Write out again only the lines running from the one that contains "Output a JSON" to the end of the records below, including both the first and the last.

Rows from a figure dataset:
* * * * *

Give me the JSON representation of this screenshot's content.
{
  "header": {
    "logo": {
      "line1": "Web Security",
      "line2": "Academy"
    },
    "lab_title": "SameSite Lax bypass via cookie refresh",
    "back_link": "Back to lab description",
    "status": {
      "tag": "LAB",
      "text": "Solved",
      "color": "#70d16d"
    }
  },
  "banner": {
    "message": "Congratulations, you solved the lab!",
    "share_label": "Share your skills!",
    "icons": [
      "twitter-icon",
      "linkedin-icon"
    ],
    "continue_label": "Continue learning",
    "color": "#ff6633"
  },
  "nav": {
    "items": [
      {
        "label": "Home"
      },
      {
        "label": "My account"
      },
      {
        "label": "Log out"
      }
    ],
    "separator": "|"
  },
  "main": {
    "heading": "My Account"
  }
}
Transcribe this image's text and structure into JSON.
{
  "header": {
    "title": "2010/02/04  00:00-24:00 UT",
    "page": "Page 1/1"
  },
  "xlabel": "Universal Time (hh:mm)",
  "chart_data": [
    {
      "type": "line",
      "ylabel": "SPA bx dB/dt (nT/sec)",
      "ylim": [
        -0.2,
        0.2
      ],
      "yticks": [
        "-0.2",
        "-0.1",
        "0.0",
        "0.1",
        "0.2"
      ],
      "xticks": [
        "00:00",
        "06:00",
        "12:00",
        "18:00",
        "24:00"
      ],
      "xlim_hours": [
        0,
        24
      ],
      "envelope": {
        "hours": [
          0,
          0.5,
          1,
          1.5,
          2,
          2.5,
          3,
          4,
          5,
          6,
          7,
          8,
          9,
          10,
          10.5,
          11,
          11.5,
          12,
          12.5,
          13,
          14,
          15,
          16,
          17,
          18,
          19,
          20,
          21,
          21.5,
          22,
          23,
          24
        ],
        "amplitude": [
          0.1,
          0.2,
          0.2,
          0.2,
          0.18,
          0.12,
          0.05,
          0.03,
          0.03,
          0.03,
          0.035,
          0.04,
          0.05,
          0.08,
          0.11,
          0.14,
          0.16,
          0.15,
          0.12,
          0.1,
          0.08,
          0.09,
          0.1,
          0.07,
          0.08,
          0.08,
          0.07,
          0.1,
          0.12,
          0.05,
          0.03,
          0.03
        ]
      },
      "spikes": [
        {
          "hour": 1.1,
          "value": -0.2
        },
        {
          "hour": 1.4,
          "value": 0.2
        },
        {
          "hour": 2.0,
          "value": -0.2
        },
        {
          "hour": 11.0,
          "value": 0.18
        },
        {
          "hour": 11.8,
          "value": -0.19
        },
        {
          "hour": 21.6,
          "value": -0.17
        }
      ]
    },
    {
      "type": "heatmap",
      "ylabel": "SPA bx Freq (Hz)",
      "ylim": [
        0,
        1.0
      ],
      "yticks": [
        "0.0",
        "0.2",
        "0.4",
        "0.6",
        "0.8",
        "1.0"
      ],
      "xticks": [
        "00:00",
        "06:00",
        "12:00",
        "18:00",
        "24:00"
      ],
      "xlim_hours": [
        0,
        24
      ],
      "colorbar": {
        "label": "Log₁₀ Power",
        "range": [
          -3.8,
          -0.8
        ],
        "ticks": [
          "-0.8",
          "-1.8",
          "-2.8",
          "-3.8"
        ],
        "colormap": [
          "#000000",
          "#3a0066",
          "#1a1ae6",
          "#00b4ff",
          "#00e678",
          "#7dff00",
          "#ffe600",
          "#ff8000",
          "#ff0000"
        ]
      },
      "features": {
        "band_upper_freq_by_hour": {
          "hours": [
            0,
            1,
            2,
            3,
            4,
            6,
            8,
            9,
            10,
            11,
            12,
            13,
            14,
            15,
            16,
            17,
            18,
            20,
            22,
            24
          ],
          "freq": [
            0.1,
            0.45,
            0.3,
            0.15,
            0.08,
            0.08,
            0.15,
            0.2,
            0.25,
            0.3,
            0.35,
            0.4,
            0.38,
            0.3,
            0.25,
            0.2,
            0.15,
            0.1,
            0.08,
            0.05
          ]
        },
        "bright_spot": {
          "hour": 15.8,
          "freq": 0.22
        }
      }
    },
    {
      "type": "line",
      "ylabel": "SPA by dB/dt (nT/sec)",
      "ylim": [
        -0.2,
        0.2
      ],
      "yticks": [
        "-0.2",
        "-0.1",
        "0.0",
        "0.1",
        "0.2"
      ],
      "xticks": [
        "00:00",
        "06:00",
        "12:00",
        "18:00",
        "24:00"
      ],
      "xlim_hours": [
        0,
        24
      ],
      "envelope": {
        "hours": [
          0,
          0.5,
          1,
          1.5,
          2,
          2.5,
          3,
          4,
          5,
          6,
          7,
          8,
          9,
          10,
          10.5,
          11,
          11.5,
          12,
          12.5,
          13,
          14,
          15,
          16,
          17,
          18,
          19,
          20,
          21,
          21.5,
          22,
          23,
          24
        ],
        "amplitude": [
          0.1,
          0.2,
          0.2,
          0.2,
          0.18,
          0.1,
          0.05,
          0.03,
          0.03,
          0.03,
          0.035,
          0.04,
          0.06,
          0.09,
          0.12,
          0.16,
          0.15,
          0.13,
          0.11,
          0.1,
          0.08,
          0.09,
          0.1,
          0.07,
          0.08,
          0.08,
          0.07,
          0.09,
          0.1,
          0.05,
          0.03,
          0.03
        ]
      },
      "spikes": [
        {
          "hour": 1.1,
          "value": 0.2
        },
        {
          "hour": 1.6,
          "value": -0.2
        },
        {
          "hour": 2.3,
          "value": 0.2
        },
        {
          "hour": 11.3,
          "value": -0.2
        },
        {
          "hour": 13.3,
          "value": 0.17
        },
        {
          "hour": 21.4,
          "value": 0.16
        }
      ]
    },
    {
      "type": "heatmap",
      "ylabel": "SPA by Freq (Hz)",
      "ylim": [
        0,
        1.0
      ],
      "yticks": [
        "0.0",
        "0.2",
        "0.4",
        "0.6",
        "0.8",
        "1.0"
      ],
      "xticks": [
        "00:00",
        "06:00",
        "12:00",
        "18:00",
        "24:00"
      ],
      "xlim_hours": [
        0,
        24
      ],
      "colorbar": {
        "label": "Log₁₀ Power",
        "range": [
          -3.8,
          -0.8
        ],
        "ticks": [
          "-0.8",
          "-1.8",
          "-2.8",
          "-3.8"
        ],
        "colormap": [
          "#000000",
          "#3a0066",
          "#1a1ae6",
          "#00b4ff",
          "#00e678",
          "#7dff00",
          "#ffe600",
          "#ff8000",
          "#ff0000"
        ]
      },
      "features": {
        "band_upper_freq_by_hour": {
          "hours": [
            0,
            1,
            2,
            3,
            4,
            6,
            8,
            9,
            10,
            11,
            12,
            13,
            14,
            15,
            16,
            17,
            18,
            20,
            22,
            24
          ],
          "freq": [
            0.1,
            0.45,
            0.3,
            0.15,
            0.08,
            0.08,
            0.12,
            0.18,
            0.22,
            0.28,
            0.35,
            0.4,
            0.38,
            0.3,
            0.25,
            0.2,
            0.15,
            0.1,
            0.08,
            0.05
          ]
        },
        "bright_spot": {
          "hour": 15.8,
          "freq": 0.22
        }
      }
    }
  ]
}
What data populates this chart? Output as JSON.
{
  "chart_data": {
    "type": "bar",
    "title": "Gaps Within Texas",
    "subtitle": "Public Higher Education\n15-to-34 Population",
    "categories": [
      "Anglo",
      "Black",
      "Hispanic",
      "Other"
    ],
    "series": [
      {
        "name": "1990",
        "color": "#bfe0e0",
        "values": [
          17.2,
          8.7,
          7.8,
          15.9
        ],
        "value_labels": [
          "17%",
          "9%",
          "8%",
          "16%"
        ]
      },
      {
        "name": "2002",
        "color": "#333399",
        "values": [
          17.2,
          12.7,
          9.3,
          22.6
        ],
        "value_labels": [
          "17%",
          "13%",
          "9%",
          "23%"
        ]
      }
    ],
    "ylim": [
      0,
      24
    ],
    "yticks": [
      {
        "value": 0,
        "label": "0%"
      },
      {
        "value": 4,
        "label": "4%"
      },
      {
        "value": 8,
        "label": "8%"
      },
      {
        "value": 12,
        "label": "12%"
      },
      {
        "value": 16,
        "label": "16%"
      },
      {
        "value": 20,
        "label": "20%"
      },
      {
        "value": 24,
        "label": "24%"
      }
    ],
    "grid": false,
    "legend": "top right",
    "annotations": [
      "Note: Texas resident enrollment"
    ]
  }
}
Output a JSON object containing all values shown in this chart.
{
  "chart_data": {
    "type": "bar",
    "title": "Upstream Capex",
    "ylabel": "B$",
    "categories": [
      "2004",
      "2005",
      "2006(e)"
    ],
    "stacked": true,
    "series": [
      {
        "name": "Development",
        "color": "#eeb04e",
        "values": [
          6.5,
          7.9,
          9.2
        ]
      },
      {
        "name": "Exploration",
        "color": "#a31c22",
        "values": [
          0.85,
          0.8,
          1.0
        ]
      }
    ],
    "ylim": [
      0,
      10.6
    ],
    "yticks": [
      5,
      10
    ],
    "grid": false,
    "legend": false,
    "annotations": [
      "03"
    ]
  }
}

* * * * *

* _FINISHED TASK_:
Output a JSON object containing all values shown in this chart.
{
  "chart_data": {
    "type": "bar",
    "title": "Upstream Capex",
    "ylabel": "B$",
    "categories": [
      "2004",
      "2005",
      "2006(e)"
    ],
    "stacked": true,
    "series": [
      {
        "name": "Development",
        "color": "#eeb04e",
        "values": [
          6.5,
          7.9,
          9.2
        ]
      },
      {
        "name": "Exploration",
        "color": "#a31c22",
        "values": [
          0.85,
          0.8,
          1.0
        ]
      }
    ],
    "ylim": [
      0,
      10.6
    ],
    "yticks": [
      5,
      10
    ],
    "grid": false,
    "legend": false,
    "annotations": [
      "03"
    ]
  }
}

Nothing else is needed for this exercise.